-- Start of Records provided --

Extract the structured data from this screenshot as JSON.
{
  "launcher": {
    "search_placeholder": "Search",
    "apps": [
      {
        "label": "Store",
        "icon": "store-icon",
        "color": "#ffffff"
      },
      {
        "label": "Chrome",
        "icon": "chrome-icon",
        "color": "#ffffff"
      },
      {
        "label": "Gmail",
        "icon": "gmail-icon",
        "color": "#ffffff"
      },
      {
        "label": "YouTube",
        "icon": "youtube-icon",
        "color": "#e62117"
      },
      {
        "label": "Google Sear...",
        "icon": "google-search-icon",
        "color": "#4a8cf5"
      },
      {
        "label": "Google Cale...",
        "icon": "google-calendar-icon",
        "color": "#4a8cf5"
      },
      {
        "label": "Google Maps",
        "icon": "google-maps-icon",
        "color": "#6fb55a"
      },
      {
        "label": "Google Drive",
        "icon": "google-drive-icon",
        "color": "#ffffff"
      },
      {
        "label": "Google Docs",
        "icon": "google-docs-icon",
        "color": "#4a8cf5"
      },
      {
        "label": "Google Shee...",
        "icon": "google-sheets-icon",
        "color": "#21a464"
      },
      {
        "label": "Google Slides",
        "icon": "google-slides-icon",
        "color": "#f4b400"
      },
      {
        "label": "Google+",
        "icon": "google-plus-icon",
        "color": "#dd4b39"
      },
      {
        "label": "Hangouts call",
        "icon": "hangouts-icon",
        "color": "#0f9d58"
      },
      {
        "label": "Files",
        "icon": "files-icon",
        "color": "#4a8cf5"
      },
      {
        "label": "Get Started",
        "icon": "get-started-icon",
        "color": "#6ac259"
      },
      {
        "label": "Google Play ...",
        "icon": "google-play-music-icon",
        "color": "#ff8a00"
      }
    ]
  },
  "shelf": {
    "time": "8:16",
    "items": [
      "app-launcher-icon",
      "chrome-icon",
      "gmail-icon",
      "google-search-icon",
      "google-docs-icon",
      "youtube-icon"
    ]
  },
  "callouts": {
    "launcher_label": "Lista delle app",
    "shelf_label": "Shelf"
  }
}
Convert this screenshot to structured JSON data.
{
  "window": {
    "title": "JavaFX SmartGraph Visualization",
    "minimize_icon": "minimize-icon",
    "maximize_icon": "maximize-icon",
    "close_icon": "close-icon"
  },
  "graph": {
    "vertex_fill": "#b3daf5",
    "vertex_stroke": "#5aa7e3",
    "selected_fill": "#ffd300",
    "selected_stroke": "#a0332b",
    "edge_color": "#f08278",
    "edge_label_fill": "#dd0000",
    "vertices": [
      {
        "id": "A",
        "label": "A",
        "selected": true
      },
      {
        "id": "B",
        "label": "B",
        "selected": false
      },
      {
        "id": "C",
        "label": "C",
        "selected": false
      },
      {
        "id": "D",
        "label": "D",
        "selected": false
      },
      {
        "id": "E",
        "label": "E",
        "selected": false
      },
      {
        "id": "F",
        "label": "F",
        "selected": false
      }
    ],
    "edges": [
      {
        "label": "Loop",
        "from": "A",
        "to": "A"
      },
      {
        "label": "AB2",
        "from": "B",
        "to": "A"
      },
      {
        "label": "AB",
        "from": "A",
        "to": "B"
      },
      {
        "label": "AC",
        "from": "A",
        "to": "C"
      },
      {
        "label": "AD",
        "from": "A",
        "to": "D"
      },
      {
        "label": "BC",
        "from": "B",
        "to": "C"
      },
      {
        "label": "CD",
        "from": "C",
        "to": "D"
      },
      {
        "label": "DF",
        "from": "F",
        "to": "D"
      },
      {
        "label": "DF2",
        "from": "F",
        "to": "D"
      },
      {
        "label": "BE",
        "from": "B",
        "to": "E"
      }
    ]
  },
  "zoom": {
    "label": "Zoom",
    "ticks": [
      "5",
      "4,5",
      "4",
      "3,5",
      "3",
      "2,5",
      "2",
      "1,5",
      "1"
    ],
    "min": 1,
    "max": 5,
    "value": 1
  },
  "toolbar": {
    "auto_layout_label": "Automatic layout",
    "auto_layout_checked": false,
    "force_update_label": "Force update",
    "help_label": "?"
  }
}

-- End of Records provided --

Task prompt: Gather each line that holds "structured".

Exercise output:
Extract the structured data from this screenshot as JSON.
Convert this screenshot to structured JSON data.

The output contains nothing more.